HOMILIES BY J. WAITE

1 Kings 8:41-11

The Stranger's Interest in the Temple.

Kindly human sympathy is one of the most marked characteristics of this prayer of Solomon. This is seen in the way in which he enters into various supposed conditions of need and suffering among his people; takes the burden and the "plague" upon himself as if it were his own; a true intercessor on their behalf. His royalty assumes here the aspect of fatherhood. The model king is one in heart and interest with those over whom he rules. We are reminded, too, that before the "mercy seat" of God all human distinctions are lost. All suppliants stand on one common level, subject to the same dangers and necessities. All true prayer, therefore, is thus broad in its sympathies. But in this passage the king's supplications take a wider range than the needs of his own people. He pleads for the "stranger," the foreigner from a "far country." This is strictly in harmony with the Divine economy of the time, however much it may seem to be otherwise. It is remarkable how much there was in the Mosaic law that was expressly intended to enforce on the people a generous regard for those who were beyond their pale. They were commanded not to "vex a stranger" (Exodus 22:21), to relieve his poverty (Le 25:85), even to "love" him as "God loveth him in giving him iced and raiment" (Deuteronomy 10:18, Deuteronomy 10:19), and all this in memory of the fact that they themselves were once "strangers in the land of Egypt." Strangers, moreover were to be permitted to hear the solemn reading of the law in the "year of release" (Deuteronomy 31:12), and to offer sacrifices on the same conditions as themselves. "One law and one manner shall be for you and for the stranger that sojourneth with you" (Numbers 15:16). So that Solomon gave expression to the spirit of the dispensation to which he belonged when he thus prayed. Certain broad truths underlie this prayer—

I. JEHOVAH'S UNIVERSAL SOVEREIGNTY. He is the "God of the whole earth," and not merely of any particular portion of it (Isaiah 54:5). "Is he the God of the Jews only and not of the Gentries?" (Romans 3:29.) "The God of the spirits of all flesh" (Numbers 16:22). The whole Mosaic economy was built on the grand truth of the unity and absolute worldwide supremacy of Jehovah. The heathen according to their principle of local deities, might acknowledge the God of the Hebrews as having authority over his own, but a Hebrew who should in any way recognize the gods of other nations and think of Jehovah merely as a national deity could be a traitor to the commonwealth. The only living and true God can have no rival. The gods of the nations are idols, and "an idol is nothing in the world"—"a lying vanity," a vile "abomination." "The things which the Gentiles sacrifice they sacrifice to demons and not to God" (1Co 8:4, 1 Corinthians 8:5; 1 Corinthians 10:20). To "know God," to have "him whom they ignorantly worship" declared to them, is "eternal life" to men. The absence of this knowledge is death. The curse and misery of the world is that it "knows not its God." Solomon here dimly recognizes this truth; and the case he contemplates is that of some child of the Universal Father in whom the sense of need has been awakened, "coming from a far country" to "seek the Lord, if haply he may feel after him and find him" (Acts 17:27, Acts 17:28).

════

▶ [Task directions] Carry on the homily about the stranger's interest in the temple, picking up right after its final sentence.

════

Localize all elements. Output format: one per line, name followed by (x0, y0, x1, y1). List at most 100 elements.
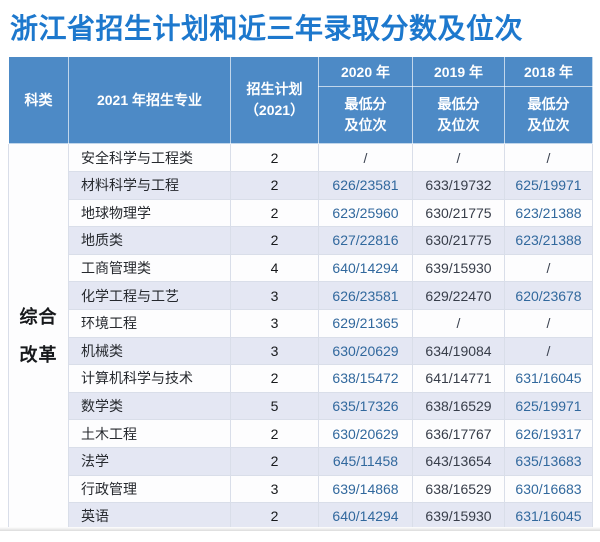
major-cell: 地质类 (68, 226, 231, 255)
score-2019-cell: 634/19084 (412, 336, 505, 366)
plan-cell: 2 (230, 364, 319, 393)
header-2018-sub: 最低分 及位次 (504, 86, 593, 145)
score-2018-cell: 620/23678 (504, 281, 593, 310)
table-row: 机械类 3 630/20629 634/19084 / (9, 336, 593, 366)
table-row: 地质类 2 627/22816 630/21775 623/21388 (9, 226, 593, 255)
plan-cell: 2 (230, 446, 319, 476)
major-cell: 法学 (68, 446, 231, 476)
plan-cell: 3 (230, 336, 319, 366)
score-2020-cell: 639/14868 (318, 474, 413, 504)
plan-cell: 2 (230, 170, 319, 200)
table-header: 科类 2021 年招生专业 招生计划 （2021） 2020 年 2019 年 … (8, 56, 593, 145)
major-cell: 地球物理学 (68, 198, 231, 228)
score-2019-cell: 633/19732 (412, 170, 505, 200)
plan-cell: 5 (230, 391, 319, 421)
score-2018-cell: 630/16683 (504, 474, 593, 504)
score-2019-cell: 643/13654 (412, 446, 505, 476)
year-2020-label: 2020 年 (340, 64, 391, 81)
score-2018-cell: 631/16045 (504, 502, 593, 531)
header-plan: 招生计划 （2021） (230, 56, 319, 145)
score-2018-cell: 625/19971 (504, 391, 593, 421)
plan-cell: 3 (230, 308, 319, 338)
page: 浙江省招生计划和近三年录取分数及位次 科类 2021 年招生专业 招生计划 （2… (0, 13, 600, 531)
major-cell: 机械类 (68, 336, 231, 366)
table-row: 环境工程 3 629/21365 / / (9, 308, 593, 338)
year-2018-label: 2018 年 (523, 64, 574, 81)
score-2018-cell: / (504, 143, 593, 172)
page-title: 浙江省招生计划和近三年录取分数及位次 (10, 13, 524, 44)
score-2019-cell: 638/16529 (412, 391, 505, 421)
header-2019-sub: 最低分 及位次 (412, 86, 505, 145)
plan-cell: 4 (230, 253, 319, 283)
year-2019-label: 2019 年 (433, 64, 484, 81)
score-2019-cell: / (412, 143, 505, 172)
score-2018-cell: 625/19971 (504, 170, 593, 200)
score-2020-cell: 630/20629 (318, 336, 413, 366)
score-2019-cell: 630/21775 (412, 226, 505, 255)
major-cell: 数学类 (68, 391, 231, 421)
header-year-2020: 2020 年 (318, 56, 413, 88)
table-body: 综合 改革 安全科学与工程类 2 / / / 材料科学与工程 2 626/235… (8, 143, 593, 531)
score-2020-cell: 626/23581 (318, 170, 413, 200)
score-2018-cell: 631/16045 (504, 364, 593, 393)
score-2019-cell: 639/15930 (412, 502, 505, 531)
header-subject-type: 科类 (8, 56, 69, 145)
table-row: 计算机科学与技术 2 638/15472 641/14771 631/16045 (9, 364, 593, 393)
plan-cell: 2 (230, 419, 319, 448)
score-2020-cell: 630/20629 (318, 419, 413, 448)
score-2020-cell: 629/21365 (318, 308, 413, 338)
plan-cell: 3 (230, 281, 319, 310)
major-cell: 行政管理 (68, 474, 231, 504)
score-2019-cell: 629/22470 (412, 281, 505, 310)
major-cell: 安全科学与工程类 (68, 143, 231, 172)
score-2020-cell: 640/14294 (318, 502, 413, 531)
score-2018-cell: / (504, 253, 593, 283)
score-2018-cell: 626/19317 (504, 419, 593, 448)
score-2019-cell: 636/17767 (412, 419, 505, 448)
score-2020-cell: 627/22816 (318, 226, 413, 255)
score-2020-cell: / (318, 143, 413, 172)
score-2020-cell: 638/15472 (318, 364, 413, 393)
score-2019-cell: 630/21775 (412, 198, 505, 228)
table-row: 地球物理学 2 623/25960 630/21775 623/21388 (9, 198, 593, 228)
score-2020-cell: 626/23581 (318, 281, 413, 310)
plan-cell: 3 (230, 474, 319, 504)
major-cell: 英语 (68, 502, 231, 531)
plan-cell: 2 (230, 198, 319, 228)
score-2018-cell: 635/13683 (504, 446, 593, 476)
table-row: 英语 2 640/14294 639/15930 631/16045 (9, 502, 593, 531)
header-major: 2021 年招生专业 (68, 56, 231, 145)
table-row: 综合 改革 安全科学与工程类 2 / / / (8, 143, 593, 531)
score-2019-cell: 639/15930 (412, 253, 505, 283)
header-year-2018: 2018 年 (504, 56, 593, 88)
score-2020-cell: 623/25960 (318, 198, 413, 228)
table-row: 工商管理类 4 640/14294 639/15930 / (9, 253, 593, 283)
bottom-shadow (0, 526, 600, 531)
header-2020-sub: 最低分 及位次 (318, 86, 413, 145)
table-row: 土木工程 2 630/20629 636/17767 626/19317 (9, 419, 593, 448)
score-2018-cell: 623/21388 (504, 226, 593, 255)
score-2019-cell: 641/14771 (412, 364, 505, 393)
plan-cell: 2 (230, 226, 319, 255)
table-row: 法学 2 645/11458 643/13654 635/13683 (9, 446, 593, 476)
table-row: 材料科学与工程 2 626/23581 633/19732 625/19971 (9, 170, 593, 200)
score-2020-cell: 645/11458 (318, 446, 413, 476)
score-2019-cell: 638/16529 (412, 474, 505, 504)
subject-type-cell: 综合 改革 (8, 143, 69, 531)
plan-cell: 2 (230, 143, 319, 172)
table-row: 化学工程与工艺 3 626/23581 629/22470 620/23678 (9, 281, 593, 310)
major-cell: 化学工程与工艺 (68, 281, 231, 310)
table-row: 数学类 5 635/17326 638/16529 625/19971 (9, 391, 593, 421)
score-2020-cell: 635/17326 (318, 391, 413, 421)
admission-score-table: 科类 2021 年招生专业 招生计划 （2021） 2020 年 2019 年 … (8, 56, 593, 531)
major-cell: 土木工程 (68, 419, 231, 448)
table-row: 行政管理 3 639/14868 638/16529 630/16683 (9, 474, 593, 504)
major-cell: 计算机科学与技术 (68, 364, 231, 393)
major-cell: 工商管理类 (68, 253, 231, 283)
score-2018-cell: / (504, 308, 593, 338)
major-cell: 材料科学与工程 (68, 170, 231, 200)
score-2018-cell: 623/21388 (504, 198, 593, 228)
major-cell: 环境工程 (68, 308, 231, 338)
score-2019-cell: / (412, 308, 505, 338)
header-year-2019: 2019 年 (412, 56, 505, 88)
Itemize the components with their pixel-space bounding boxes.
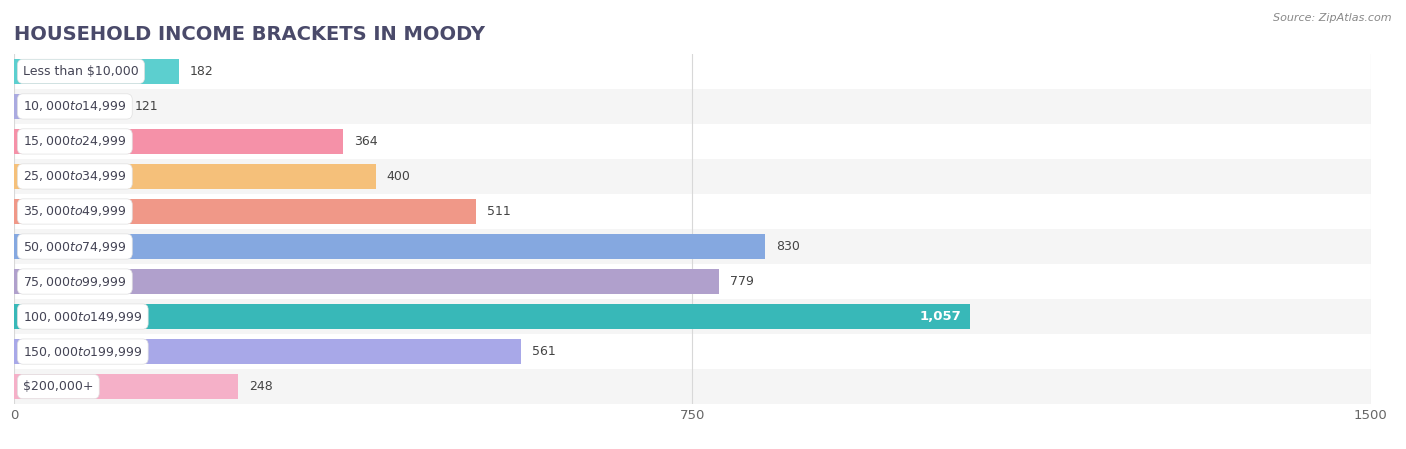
Bar <box>14 199 477 224</box>
Text: 182: 182 <box>190 65 214 78</box>
Text: HOUSEHOLD INCOME BRACKETS IN MOODY: HOUSEHOLD INCOME BRACKETS IN MOODY <box>14 25 485 44</box>
Text: 830: 830 <box>776 240 800 253</box>
Bar <box>14 59 179 84</box>
Text: $200,000+: $200,000+ <box>22 380 94 393</box>
Bar <box>14 164 375 189</box>
Text: $100,000 to $149,999: $100,000 to $149,999 <box>22 309 142 324</box>
Text: Less than $10,000: Less than $10,000 <box>22 65 139 78</box>
Bar <box>14 369 1371 404</box>
Bar <box>14 159 1371 194</box>
Text: $35,000 to $49,999: $35,000 to $49,999 <box>22 204 127 219</box>
Text: 364: 364 <box>354 135 378 148</box>
Bar <box>14 129 343 154</box>
Text: 121: 121 <box>135 100 157 113</box>
Bar <box>14 339 522 364</box>
Text: $75,000 to $99,999: $75,000 to $99,999 <box>22 274 127 289</box>
Text: 400: 400 <box>387 170 411 183</box>
Bar <box>14 264 1371 299</box>
Bar <box>14 89 1371 124</box>
Bar <box>14 334 1371 369</box>
Bar <box>14 234 765 259</box>
Text: 511: 511 <box>486 205 510 218</box>
Bar <box>14 299 1371 334</box>
Text: 248: 248 <box>249 380 273 393</box>
Text: $50,000 to $74,999: $50,000 to $74,999 <box>22 239 127 254</box>
Text: 561: 561 <box>533 345 557 358</box>
Text: $25,000 to $34,999: $25,000 to $34,999 <box>22 169 127 184</box>
Bar <box>14 229 1371 264</box>
Bar <box>14 54 1371 89</box>
Text: 779: 779 <box>730 275 754 288</box>
Bar <box>14 374 239 399</box>
Bar <box>14 194 1371 229</box>
Text: Source: ZipAtlas.com: Source: ZipAtlas.com <box>1274 13 1392 23</box>
Text: 1,057: 1,057 <box>920 310 962 323</box>
Text: $150,000 to $199,999: $150,000 to $199,999 <box>22 344 142 359</box>
Bar <box>14 124 1371 159</box>
Text: $10,000 to $14,999: $10,000 to $14,999 <box>22 99 127 114</box>
Bar <box>14 304 970 329</box>
Bar <box>14 94 124 119</box>
Bar <box>14 269 718 294</box>
Text: $15,000 to $24,999: $15,000 to $24,999 <box>22 134 127 149</box>
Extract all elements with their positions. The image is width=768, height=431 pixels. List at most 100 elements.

════

▶ [Answer to this problem]
II. THE REPRESENTATIVE CHARACTER OF ISRAEL. They were a representative people in two respects.

(1) Inasmuch as they were called to bear witness to the glory of the "great name" of Jehovah. His name is the symbol of His personality, the attributes of His being and character—spirituality, purity, righteousness, love, etc. Their mission was to make known to mankind the God who had revealed Himself in wondrous forms to them. How they failed to rise to the height of this mission their national history only too sadly tells. The utterances of the psalmists and prophets are full of the spirit of it, but all this was far above the comprehension of the great mass of the people. They utterly mistook the meaning of the distinction conferred upon them, and God taught them by the discipline of subjection and captivity the lesson that in the day of their national glory they failed to learn. In this mission as a witness Israel was a type of the Christian Church. Christ declared the Father's name to His disciples and He sent them forth on an errand like His own (John 17:18). How grand a vocation, to reflect the glory of His "great name" on the world's darkness, to say to the nations, "Behold your God!"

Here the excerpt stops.